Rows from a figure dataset
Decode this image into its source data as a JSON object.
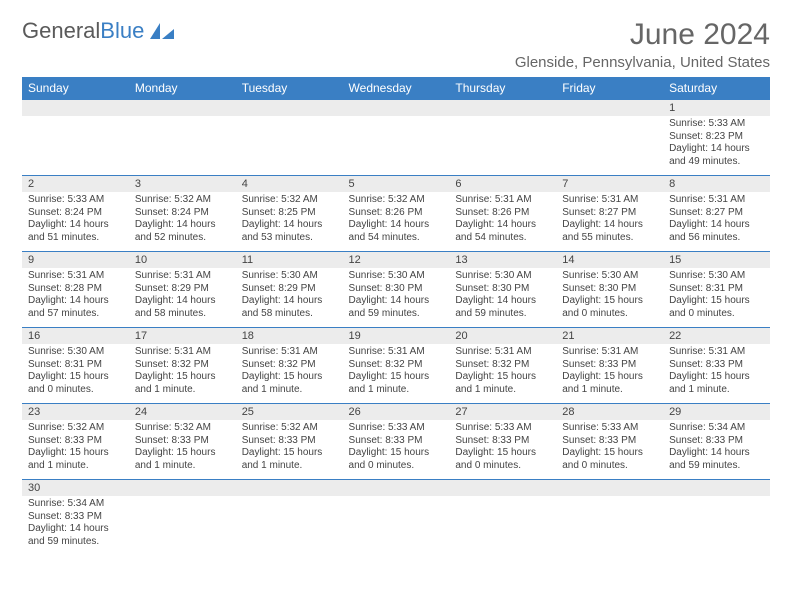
{
  "logo": {
    "word1": "General",
    "word2": "Blue"
  },
  "title": "June 2024",
  "location": "Glenside, Pennsylvania, United States",
  "colors": {
    "header_bg": "#3a7fc4",
    "header_text": "#ffffff",
    "daynum_bg": "#ececec",
    "border": "#3a7fc4",
    "text": "#444444",
    "title_text": "#666666"
  },
  "weekdays": [
    "Sunday",
    "Monday",
    "Tuesday",
    "Wednesday",
    "Thursday",
    "Friday",
    "Saturday"
  ],
  "labels": {
    "sunrise": "Sunrise:",
    "sunset": "Sunset:",
    "daylight": "Daylight:"
  },
  "weeks": [
    [
      null,
      null,
      null,
      null,
      null,
      null,
      {
        "n": "1",
        "sr": "5:33 AM",
        "ss": "8:23 PM",
        "dl": "14 hours and 49 minutes."
      }
    ],
    [
      {
        "n": "2",
        "sr": "5:33 AM",
        "ss": "8:24 PM",
        "dl": "14 hours and 51 minutes."
      },
      {
        "n": "3",
        "sr": "5:32 AM",
        "ss": "8:24 PM",
        "dl": "14 hours and 52 minutes."
      },
      {
        "n": "4",
        "sr": "5:32 AM",
        "ss": "8:25 PM",
        "dl": "14 hours and 53 minutes."
      },
      {
        "n": "5",
        "sr": "5:32 AM",
        "ss": "8:26 PM",
        "dl": "14 hours and 54 minutes."
      },
      {
        "n": "6",
        "sr": "5:31 AM",
        "ss": "8:26 PM",
        "dl": "14 hours and 54 minutes."
      },
      {
        "n": "7",
        "sr": "5:31 AM",
        "ss": "8:27 PM",
        "dl": "14 hours and 55 minutes."
      },
      {
        "n": "8",
        "sr": "5:31 AM",
        "ss": "8:27 PM",
        "dl": "14 hours and 56 minutes."
      }
    ],
    [
      {
        "n": "9",
        "sr": "5:31 AM",
        "ss": "8:28 PM",
        "dl": "14 hours and 57 minutes."
      },
      {
        "n": "10",
        "sr": "5:31 AM",
        "ss": "8:29 PM",
        "dl": "14 hours and 58 minutes."
      },
      {
        "n": "11",
        "sr": "5:30 AM",
        "ss": "8:29 PM",
        "dl": "14 hours and 58 minutes."
      },
      {
        "n": "12",
        "sr": "5:30 AM",
        "ss": "8:30 PM",
        "dl": "14 hours and 59 minutes."
      },
      {
        "n": "13",
        "sr": "5:30 AM",
        "ss": "8:30 PM",
        "dl": "14 hours and 59 minutes."
      },
      {
        "n": "14",
        "sr": "5:30 AM",
        "ss": "8:30 PM",
        "dl": "15 hours and 0 minutes."
      },
      {
        "n": "15",
        "sr": "5:30 AM",
        "ss": "8:31 PM",
        "dl": "15 hours and 0 minutes."
      }
    ],
    [
      {
        "n": "16",
        "sr": "5:30 AM",
        "ss": "8:31 PM",
        "dl": "15 hours and 0 minutes."
      },
      {
        "n": "17",
        "sr": "5:31 AM",
        "ss": "8:32 PM",
        "dl": "15 hours and 1 minute."
      },
      {
        "n": "18",
        "sr": "5:31 AM",
        "ss": "8:32 PM",
        "dl": "15 hours and 1 minute."
      },
      {
        "n": "19",
        "sr": "5:31 AM",
        "ss": "8:32 PM",
        "dl": "15 hours and 1 minute."
      },
      {
        "n": "20",
        "sr": "5:31 AM",
        "ss": "8:32 PM",
        "dl": "15 hours and 1 minute."
      },
      {
        "n": "21",
        "sr": "5:31 AM",
        "ss": "8:33 PM",
        "dl": "15 hours and 1 minute."
      },
      {
        "n": "22",
        "sr": "5:31 AM",
        "ss": "8:33 PM",
        "dl": "15 hours and 1 minute."
      }
    ],
    [
      {
        "n": "23",
        "sr": "5:32 AM",
        "ss": "8:33 PM",
        "dl": "15 hours and 1 minute."
      },
      {
        "n": "24",
        "sr": "5:32 AM",
        "ss": "8:33 PM",
        "dl": "15 hours and 1 minute."
      },
      {
        "n": "25",
        "sr": "5:32 AM",
        "ss": "8:33 PM",
        "dl": "15 hours and 1 minute."
      },
      {
        "n": "26",
        "sr": "5:33 AM",
        "ss": "8:33 PM",
        "dl": "15 hours and 0 minutes."
      },
      {
        "n": "27",
        "sr": "5:33 AM",
        "ss": "8:33 PM",
        "dl": "15 hours and 0 minutes."
      },
      {
        "n": "28",
        "sr": "5:33 AM",
        "ss": "8:33 PM",
        "dl": "15 hours and 0 minutes."
      },
      {
        "n": "29",
        "sr": "5:34 AM",
        "ss": "8:33 PM",
        "dl": "14 hours and 59 minutes."
      }
    ],
    [
      {
        "n": "30",
        "sr": "5:34 AM",
        "ss": "8:33 PM",
        "dl": "14 hours and 59 minutes."
      },
      null,
      null,
      null,
      null,
      null,
      null
    ]
  ]
}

» Task
Transcribe the records verbatim and omit the images.

» Exercise result
Decode this image into its source data as a JSON object.
{
  "logo": {
    "word1": "General",
    "word2": "Blue"
  },
  "title": "June 2024",
  "location": "Glenside, Pennsylvania, United States",
  "colors": {
    "header_bg": "#3a7fc4",
    "header_text": "#ffffff",
    "daynum_bg": "#ececec",
    "border": "#3a7fc4",
    "text": "#444444",
    "title_text": "#666666"
  },
  "weekdays": [
    "Sunday",
    "Monday",
    "Tuesday",
    "Wednesday",
    "Thursday",
    "Friday",
    "Saturday"
  ],
  "labels": {
    "sunrise": "Sunrise:",
    "sunset": "Sunset:",
    "daylight": "Daylight:"
  },
  "weeks": [
    [
      null,
      null,
      null,
      null,
      null,
      null,
      {
        "n": "1",
        "sr": "5:33 AM",
        "ss": "8:23 PM",
        "dl": "14 hours and 49 minutes."
      }
    ],
    [
      {
        "n": "2",
        "sr": "5:33 AM",
        "ss": "8:24 PM",
        "dl": "14 hours and 51 minutes."
      },
      {
        "n": "3",
        "sr": "5:32 AM",
        "ss": "8:24 PM",
        "dl": "14 hours and 52 minutes."
      },
      {
        "n": "4",
        "sr": "5:32 AM",
        "ss": "8:25 PM",
        "dl": "14 hours and 53 minutes."
      },
      {
        "n": "5",
        "sr": "5:32 AM",
        "ss": "8:26 PM",
        "dl": "14 hours and 54 minutes."
      },
      {
        "n": "6",
        "sr": "5:31 AM",
        "ss": "8:26 PM",
        "dl": "14 hours and 54 minutes."
      },
      {
        "n": "7",
        "sr": "5:31 AM",
        "ss": "8:27 PM",
        "dl": "14 hours and 55 minutes."
      },
      {
        "n": "8",
        "sr": "5:31 AM",
        "ss": "8:27 PM",
        "dl": "14 hours and 56 minutes."
      }
    ],
    [
      {
        "n": "9",
        "sr": "5:31 AM",
        "ss": "8:28 PM",
        "dl": "14 hours and 57 minutes."
      },
      {
        "n": "10",
        "sr": "5:31 AM",
        "ss": "8:29 PM",
        "dl": "14 hours and 58 minutes."
      },
      {
        "n": "11",
        "sr": "5:30 AM",
        "ss": "8:29 PM",
        "dl": "14 hours and 58 minutes."
      },
      {
        "n": "12",
        "sr": "5:30 AM",
        "ss": "8:30 PM",
        "dl": "14 hours and 59 minutes."
      },
      {
        "n": "13",
        "sr": "5:30 AM",
        "ss": "8:30 PM",
        "dl": "14 hours and 59 minutes."
      },
      {
        "n": "14",
        "sr": "5:30 AM",
        "ss": "8:30 PM",
        "dl": "15 hours and 0 minutes."
      },
      {
        "n": "15",
        "sr": "5:30 AM",
        "ss": "8:31 PM",
        "dl": "15 hours and 0 minutes."
      }
    ],
    [
      {
        "n": "16",
        "sr": "5:30 AM",
        "ss": "8:31 PM",
        "dl": "15 hours and 0 minutes."
      },
      {
        "n": "17",
        "sr": "5:31 AM",
        "ss": "8:32 PM",
        "dl": "15 hours and 1 minute."
      },
      {
        "n": "18",
        "sr": "5:31 AM",
        "ss": "8:32 PM",
        "dl": "15 hours and 1 minute."
      },
      {
        "n": "19",
        "sr": "5:31 AM",
        "ss": "8:32 PM",
        "dl": "15 hours and 1 minute."
      },
      {
        "n": "20",
        "sr": "5:31 AM",
        "ss": "8:32 PM",
        "dl": "15 hours and 1 minute."
      },
      {
        "n": "21",
        "sr": "5:31 AM",
        "ss": "8:33 PM",
        "dl": "15 hours and 1 minute."
      },
      {
        "n": "22",
        "sr": "5:31 AM",
        "ss": "8:33 PM",
        "dl": "15 hours and 1 minute."
      }
    ],
    [
      {
        "n": "23",
        "sr": "5:32 AM",
        "ss": "8:33 PM",
        "dl": "15 hours and 1 minute."
      },
      {
        "n": "24",
        "sr": "5:32 AM",
        "ss": "8:33 PM",
        "dl": "15 hours and 1 minute."
      },
      {
        "n": "25",
        "sr": "5:32 AM",
        "ss": "8:33 PM",
        "dl": "15 hours and 1 minute."
      },
      {
        "n": "26",
        "sr": "5:33 AM",
        "ss": "8:33 PM",
        "dl": "15 hours and 0 minutes."
      },
      {
        "n": "27",
        "sr": "5:33 AM",
        "ss": "8:33 PM",
        "dl": "15 hours and 0 minutes."
      },
      {
        "n": "28",
        "sr": "5:33 AM",
        "ss": "8:33 PM",
        "dl": "15 hours and 0 minutes."
      },
      {
        "n": "29",
        "sr": "5:34 AM",
        "ss": "8:33 PM",
        "dl": "14 hours and 59 minutes."
      }
    ],
    [
      {
        "n": "30",
        "sr": "5:34 AM",
        "ss": "8:33 PM",
        "dl": "14 hours and 59 minutes."
      },
      null,
      null,
      null,
      null,
      null,
      null
    ]
  ]
}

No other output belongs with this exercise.